** Entries shown **
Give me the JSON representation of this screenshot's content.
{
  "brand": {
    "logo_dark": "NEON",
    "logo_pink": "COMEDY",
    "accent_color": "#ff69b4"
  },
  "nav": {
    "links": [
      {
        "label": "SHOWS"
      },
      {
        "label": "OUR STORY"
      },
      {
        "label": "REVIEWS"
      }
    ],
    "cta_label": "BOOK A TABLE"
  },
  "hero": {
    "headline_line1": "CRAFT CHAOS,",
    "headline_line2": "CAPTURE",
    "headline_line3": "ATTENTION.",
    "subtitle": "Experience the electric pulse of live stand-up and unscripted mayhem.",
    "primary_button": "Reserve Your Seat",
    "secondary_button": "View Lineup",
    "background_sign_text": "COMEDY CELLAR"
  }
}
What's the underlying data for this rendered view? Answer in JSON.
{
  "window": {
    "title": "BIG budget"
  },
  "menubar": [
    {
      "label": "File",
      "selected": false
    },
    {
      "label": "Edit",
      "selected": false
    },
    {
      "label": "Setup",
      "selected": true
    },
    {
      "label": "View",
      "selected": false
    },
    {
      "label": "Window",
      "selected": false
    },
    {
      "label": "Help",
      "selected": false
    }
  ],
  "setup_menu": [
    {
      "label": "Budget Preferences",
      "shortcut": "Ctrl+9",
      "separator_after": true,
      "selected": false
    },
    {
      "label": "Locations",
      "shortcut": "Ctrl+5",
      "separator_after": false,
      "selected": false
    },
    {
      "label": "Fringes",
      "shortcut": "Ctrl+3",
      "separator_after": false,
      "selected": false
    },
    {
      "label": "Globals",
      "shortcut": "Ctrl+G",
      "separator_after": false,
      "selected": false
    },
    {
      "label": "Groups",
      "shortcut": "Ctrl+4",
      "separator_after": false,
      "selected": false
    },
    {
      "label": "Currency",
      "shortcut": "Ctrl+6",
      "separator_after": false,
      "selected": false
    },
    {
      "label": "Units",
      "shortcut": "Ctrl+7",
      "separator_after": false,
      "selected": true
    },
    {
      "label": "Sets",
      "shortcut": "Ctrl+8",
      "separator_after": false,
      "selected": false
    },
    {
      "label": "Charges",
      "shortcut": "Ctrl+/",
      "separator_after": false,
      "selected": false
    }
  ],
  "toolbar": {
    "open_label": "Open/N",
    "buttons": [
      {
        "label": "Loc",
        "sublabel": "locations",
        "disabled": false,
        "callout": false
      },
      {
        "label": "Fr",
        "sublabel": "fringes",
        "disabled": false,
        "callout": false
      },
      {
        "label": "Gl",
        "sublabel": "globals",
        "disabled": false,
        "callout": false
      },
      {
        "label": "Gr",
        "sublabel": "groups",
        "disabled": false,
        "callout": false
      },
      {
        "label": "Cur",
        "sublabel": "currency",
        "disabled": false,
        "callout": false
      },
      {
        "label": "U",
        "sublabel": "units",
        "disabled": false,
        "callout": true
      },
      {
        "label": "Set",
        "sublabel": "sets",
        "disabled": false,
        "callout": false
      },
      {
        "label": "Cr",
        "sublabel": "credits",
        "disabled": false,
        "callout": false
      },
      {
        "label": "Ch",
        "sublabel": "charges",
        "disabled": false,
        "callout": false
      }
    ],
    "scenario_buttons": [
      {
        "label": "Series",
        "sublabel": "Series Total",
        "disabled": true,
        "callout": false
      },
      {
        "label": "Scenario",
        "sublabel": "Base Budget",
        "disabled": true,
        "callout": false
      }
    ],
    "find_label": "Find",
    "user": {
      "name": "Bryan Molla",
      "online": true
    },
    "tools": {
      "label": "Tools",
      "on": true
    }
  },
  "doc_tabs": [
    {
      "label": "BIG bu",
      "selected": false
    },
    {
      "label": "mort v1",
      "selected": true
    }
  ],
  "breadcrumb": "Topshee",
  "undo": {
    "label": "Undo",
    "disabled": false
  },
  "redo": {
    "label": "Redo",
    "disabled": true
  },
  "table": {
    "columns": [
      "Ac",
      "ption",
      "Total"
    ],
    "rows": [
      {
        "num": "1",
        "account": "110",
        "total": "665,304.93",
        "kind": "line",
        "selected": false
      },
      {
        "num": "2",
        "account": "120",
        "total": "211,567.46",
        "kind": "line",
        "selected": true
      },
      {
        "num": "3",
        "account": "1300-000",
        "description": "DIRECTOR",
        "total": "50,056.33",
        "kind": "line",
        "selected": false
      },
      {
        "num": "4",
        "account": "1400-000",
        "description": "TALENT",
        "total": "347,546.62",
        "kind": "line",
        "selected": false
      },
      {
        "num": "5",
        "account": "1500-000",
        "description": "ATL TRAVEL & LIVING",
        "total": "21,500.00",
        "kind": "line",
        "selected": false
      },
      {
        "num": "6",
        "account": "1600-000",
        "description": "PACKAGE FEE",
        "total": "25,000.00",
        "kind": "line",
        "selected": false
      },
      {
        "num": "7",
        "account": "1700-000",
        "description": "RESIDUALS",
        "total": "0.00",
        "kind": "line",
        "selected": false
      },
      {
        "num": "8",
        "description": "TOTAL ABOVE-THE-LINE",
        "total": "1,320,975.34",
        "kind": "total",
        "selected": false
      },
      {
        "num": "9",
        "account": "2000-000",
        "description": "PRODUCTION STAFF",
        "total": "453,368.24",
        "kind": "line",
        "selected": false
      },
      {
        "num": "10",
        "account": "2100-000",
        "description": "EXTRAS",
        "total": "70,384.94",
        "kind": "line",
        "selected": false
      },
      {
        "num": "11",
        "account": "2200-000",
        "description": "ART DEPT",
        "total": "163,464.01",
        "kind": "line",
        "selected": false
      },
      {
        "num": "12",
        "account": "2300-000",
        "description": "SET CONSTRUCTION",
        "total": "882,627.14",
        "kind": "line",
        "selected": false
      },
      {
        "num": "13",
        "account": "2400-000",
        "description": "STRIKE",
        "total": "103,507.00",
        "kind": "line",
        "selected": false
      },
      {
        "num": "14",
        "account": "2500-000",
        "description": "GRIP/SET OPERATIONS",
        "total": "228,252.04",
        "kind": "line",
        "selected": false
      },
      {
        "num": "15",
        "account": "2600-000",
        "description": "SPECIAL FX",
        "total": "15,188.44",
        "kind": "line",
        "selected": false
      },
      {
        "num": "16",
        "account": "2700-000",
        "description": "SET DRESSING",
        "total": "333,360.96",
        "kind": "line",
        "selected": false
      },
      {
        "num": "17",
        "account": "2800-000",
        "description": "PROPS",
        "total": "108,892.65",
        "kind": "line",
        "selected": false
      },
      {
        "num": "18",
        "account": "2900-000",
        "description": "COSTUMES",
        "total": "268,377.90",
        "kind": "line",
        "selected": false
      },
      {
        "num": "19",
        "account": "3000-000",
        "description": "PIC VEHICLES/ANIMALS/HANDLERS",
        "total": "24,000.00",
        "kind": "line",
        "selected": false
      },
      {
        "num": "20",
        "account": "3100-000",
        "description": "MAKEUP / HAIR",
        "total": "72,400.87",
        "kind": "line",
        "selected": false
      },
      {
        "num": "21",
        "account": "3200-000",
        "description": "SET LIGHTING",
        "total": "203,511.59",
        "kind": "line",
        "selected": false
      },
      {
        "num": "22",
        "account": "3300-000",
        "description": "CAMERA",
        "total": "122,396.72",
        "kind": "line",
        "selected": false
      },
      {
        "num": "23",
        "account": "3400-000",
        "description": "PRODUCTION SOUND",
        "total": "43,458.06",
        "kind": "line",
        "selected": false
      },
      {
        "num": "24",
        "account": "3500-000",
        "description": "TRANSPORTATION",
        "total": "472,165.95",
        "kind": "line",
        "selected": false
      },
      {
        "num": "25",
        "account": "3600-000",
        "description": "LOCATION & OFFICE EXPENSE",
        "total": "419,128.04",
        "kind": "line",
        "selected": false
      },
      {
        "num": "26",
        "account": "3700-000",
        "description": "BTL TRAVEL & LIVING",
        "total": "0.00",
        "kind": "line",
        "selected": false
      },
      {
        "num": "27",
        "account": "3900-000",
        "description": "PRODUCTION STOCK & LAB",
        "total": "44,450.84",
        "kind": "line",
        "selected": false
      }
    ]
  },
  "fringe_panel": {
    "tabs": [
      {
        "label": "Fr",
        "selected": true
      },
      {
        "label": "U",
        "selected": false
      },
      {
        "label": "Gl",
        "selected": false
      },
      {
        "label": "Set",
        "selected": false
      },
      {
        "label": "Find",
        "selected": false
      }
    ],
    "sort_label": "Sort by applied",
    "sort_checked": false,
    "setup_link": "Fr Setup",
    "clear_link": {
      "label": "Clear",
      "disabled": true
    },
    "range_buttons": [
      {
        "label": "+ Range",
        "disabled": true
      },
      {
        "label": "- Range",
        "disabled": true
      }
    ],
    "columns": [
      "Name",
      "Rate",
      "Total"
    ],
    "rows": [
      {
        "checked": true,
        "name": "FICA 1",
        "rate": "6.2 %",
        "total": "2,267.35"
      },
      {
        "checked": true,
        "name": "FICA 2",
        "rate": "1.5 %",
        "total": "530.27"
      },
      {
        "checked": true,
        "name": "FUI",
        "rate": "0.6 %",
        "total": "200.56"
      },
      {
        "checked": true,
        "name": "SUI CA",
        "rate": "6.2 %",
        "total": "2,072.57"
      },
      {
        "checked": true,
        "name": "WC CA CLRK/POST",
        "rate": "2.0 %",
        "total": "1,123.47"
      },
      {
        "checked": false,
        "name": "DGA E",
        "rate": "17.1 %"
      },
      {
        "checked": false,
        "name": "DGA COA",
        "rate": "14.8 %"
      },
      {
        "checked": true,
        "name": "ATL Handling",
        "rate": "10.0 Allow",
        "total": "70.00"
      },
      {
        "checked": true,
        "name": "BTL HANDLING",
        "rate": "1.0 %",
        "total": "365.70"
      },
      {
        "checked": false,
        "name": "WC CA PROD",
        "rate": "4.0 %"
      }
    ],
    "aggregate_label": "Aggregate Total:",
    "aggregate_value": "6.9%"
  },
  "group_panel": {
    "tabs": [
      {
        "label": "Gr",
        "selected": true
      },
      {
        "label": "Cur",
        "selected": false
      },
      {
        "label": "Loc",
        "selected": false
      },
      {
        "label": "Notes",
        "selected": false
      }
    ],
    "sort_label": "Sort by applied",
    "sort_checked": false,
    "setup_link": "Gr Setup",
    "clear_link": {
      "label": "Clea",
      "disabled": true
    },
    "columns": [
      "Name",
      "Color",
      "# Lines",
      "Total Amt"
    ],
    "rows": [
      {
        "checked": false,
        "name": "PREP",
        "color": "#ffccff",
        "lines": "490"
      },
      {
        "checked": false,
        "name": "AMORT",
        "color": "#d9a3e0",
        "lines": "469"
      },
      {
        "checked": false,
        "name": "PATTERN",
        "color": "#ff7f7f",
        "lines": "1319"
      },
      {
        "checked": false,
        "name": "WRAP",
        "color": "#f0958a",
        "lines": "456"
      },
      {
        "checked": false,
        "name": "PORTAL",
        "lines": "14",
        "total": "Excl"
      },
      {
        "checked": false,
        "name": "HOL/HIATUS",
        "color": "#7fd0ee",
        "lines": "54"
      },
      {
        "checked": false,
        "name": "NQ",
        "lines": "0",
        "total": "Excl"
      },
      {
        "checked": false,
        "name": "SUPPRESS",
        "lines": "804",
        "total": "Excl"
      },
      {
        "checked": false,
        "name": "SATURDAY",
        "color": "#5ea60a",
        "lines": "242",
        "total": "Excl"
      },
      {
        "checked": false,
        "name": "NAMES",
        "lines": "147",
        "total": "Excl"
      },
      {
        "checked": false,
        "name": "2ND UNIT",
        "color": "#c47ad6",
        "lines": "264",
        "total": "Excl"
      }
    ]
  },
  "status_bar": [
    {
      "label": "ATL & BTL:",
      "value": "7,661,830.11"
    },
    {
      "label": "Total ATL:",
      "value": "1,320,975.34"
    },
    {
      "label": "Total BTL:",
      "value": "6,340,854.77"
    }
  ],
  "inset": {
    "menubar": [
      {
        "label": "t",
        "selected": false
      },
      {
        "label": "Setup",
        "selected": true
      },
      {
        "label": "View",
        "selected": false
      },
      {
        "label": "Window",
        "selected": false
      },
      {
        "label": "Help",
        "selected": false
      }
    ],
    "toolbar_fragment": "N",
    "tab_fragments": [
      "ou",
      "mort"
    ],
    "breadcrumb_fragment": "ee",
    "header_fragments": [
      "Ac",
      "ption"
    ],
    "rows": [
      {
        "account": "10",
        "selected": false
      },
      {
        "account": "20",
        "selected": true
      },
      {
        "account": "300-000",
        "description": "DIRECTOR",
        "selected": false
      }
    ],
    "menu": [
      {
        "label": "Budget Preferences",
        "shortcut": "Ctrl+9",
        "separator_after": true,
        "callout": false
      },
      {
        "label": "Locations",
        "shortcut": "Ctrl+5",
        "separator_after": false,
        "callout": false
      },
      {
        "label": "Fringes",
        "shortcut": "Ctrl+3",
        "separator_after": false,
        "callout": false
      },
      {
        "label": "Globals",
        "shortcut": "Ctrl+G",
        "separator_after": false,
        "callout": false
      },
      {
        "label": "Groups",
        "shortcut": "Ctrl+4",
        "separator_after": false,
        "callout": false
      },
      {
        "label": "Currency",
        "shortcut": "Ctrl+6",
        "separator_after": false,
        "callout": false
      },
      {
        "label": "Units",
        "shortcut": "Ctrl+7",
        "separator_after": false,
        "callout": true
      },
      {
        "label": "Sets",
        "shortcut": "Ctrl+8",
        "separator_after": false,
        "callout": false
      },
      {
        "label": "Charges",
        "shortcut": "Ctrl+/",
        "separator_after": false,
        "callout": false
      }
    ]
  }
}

** Exercise **
Identify the lines in the entries that hold "Preferences" and return each one.

** Solution to this problem **
      "label": "Budget Preferences",
        "label": "Budget Preferences",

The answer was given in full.